## OBJECTIVE
Leave the pictures out and transcribe every record exactly.

## EXERCISE DATA

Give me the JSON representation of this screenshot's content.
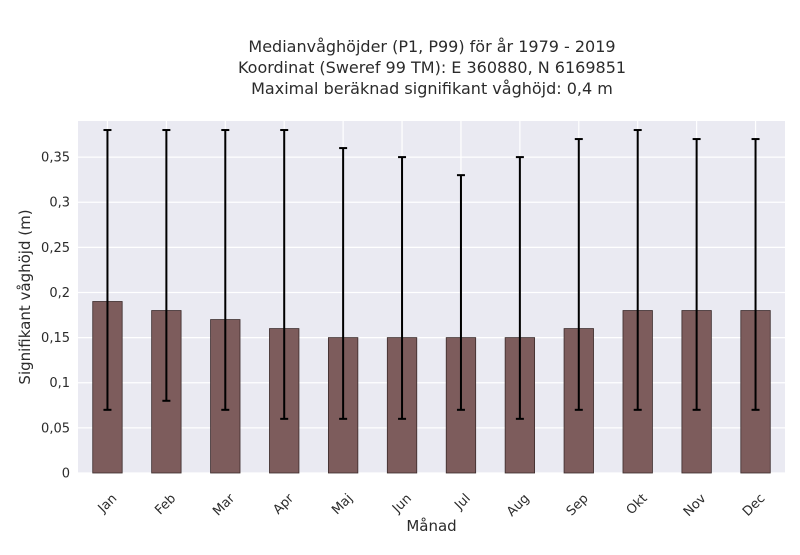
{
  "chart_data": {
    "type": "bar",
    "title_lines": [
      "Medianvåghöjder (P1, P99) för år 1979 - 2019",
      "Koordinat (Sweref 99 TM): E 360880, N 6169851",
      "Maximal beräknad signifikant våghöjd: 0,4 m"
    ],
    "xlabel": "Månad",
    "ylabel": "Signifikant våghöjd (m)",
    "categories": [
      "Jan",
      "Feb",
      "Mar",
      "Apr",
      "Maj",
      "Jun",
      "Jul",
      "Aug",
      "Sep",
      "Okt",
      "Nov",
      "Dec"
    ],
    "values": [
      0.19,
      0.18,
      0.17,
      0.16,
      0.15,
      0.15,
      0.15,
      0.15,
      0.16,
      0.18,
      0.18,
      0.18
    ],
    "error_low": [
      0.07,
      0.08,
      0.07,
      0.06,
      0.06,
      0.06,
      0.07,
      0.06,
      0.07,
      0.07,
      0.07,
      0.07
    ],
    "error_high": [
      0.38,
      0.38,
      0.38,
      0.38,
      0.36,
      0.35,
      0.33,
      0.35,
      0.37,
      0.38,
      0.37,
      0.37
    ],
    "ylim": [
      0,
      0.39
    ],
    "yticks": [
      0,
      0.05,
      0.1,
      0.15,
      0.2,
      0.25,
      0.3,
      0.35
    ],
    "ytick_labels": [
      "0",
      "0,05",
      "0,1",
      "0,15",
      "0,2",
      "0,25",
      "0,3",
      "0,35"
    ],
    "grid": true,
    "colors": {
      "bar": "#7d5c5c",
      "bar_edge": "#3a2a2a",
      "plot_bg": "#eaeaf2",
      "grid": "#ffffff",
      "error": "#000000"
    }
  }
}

## CORRECT OUTPUT
Give me the JSON representation of this screenshot's content.
{
  "chart_data": {
    "type": "bar",
    "title_lines": [
      "Medianvåghöjder (P1, P99) för år 1979 - 2019",
      "Koordinat (Sweref 99 TM): E 360880, N 6169851",
      "Maximal beräknad signifikant våghöjd: 0,4 m"
    ],
    "xlabel": "Månad",
    "ylabel": "Signifikant våghöjd (m)",
    "categories": [
      "Jan",
      "Feb",
      "Mar",
      "Apr",
      "Maj",
      "Jun",
      "Jul",
      "Aug",
      "Sep",
      "Okt",
      "Nov",
      "Dec"
    ],
    "values": [
      0.19,
      0.18,
      0.17,
      0.16,
      0.15,
      0.15,
      0.15,
      0.15,
      0.16,
      0.18,
      0.18,
      0.18
    ],
    "error_low": [
      0.07,
      0.08,
      0.07,
      0.06,
      0.06,
      0.06,
      0.07,
      0.06,
      0.07,
      0.07,
      0.07,
      0.07
    ],
    "error_high": [
      0.38,
      0.38,
      0.38,
      0.38,
      0.36,
      0.35,
      0.33,
      0.35,
      0.37,
      0.38,
      0.37,
      0.37
    ],
    "ylim": [
      0,
      0.39
    ],
    "yticks": [
      0,
      0.05,
      0.1,
      0.15,
      0.2,
      0.25,
      0.3,
      0.35
    ],
    "ytick_labels": [
      "0",
      "0,05",
      "0,1",
      "0,15",
      "0,2",
      "0,25",
      "0,3",
      "0,35"
    ],
    "grid": true,
    "colors": {
      "bar": "#7d5c5c",
      "bar_edge": "#3a2a2a",
      "plot_bg": "#eaeaf2",
      "grid": "#ffffff",
      "error": "#000000"
    }
  }
}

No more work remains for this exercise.